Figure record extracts
++++++++++++++++++++
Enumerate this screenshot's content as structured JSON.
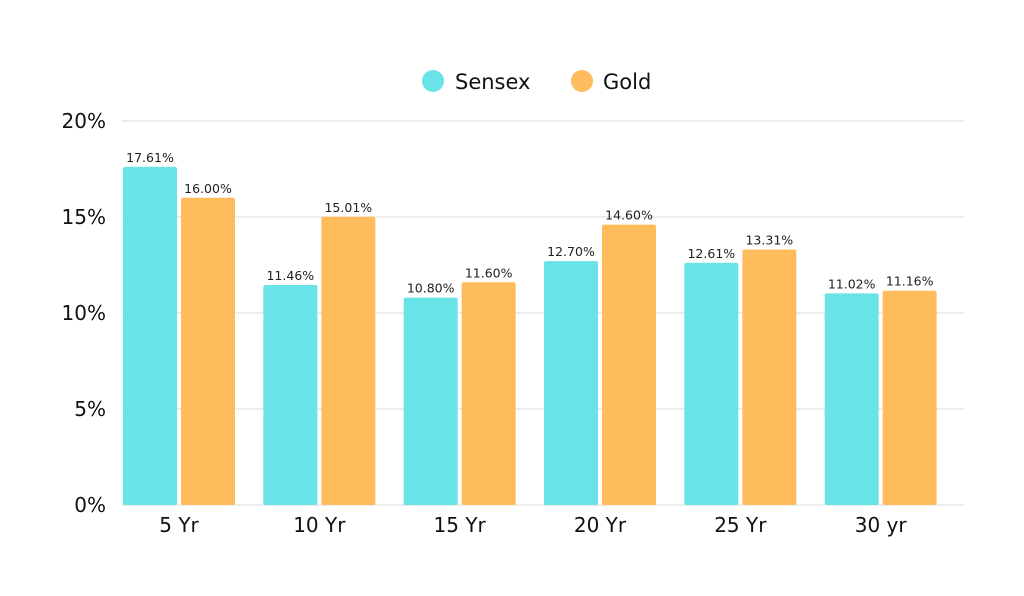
{
  "chart_data": {
    "type": "bar",
    "categories": [
      "5 Yr",
      "10 Yr",
      "15 Yr",
      "20 Yr",
      "25 Yr",
      "30 yr"
    ],
    "series": [
      {
        "name": "Sensex",
        "color": "#68E3E8",
        "values": [
          17.61,
          11.46,
          10.8,
          12.7,
          12.61,
          11.02
        ],
        "labels": [
          "17.61%",
          "11.46%",
          "10.80%",
          "12.70%",
          "12.61%",
          "11.02%"
        ]
      },
      {
        "name": "Gold",
        "color": "#FFBC5C",
        "values": [
          16.0,
          15.01,
          11.6,
          14.6,
          13.31,
          11.16
        ],
        "labels": [
          "16.00%",
          "15.01%",
          "11.60%",
          "14.60%",
          "13.31%",
          "11.16%"
        ]
      }
    ],
    "ylim": [
      0,
      20
    ],
    "yticks": [
      0,
      5,
      10,
      15,
      20
    ],
    "ytick_labels": [
      "0%",
      "5%",
      "10%",
      "15%",
      "20%"
    ],
    "grid": true,
    "legend_position": "top-center",
    "gridline_color": "#D9D9D9",
    "title": "",
    "xlabel": "",
    "ylabel": ""
  }
}
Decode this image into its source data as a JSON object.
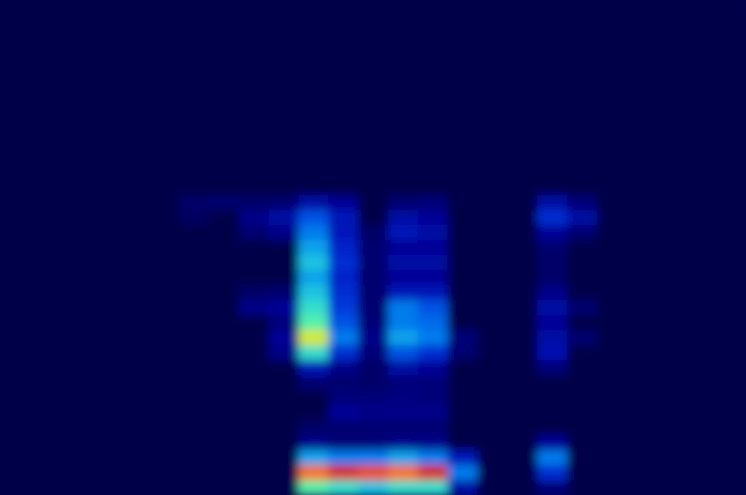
++++++++++++++++++++
• _JOB_: Pick out every line holding the string "JSON" and return it.

• _SOLUTION FOR THIS PROBLEM_:
Enumerate this screenshot's content as structured JSON.
Decode this image into its source data as a JSON object.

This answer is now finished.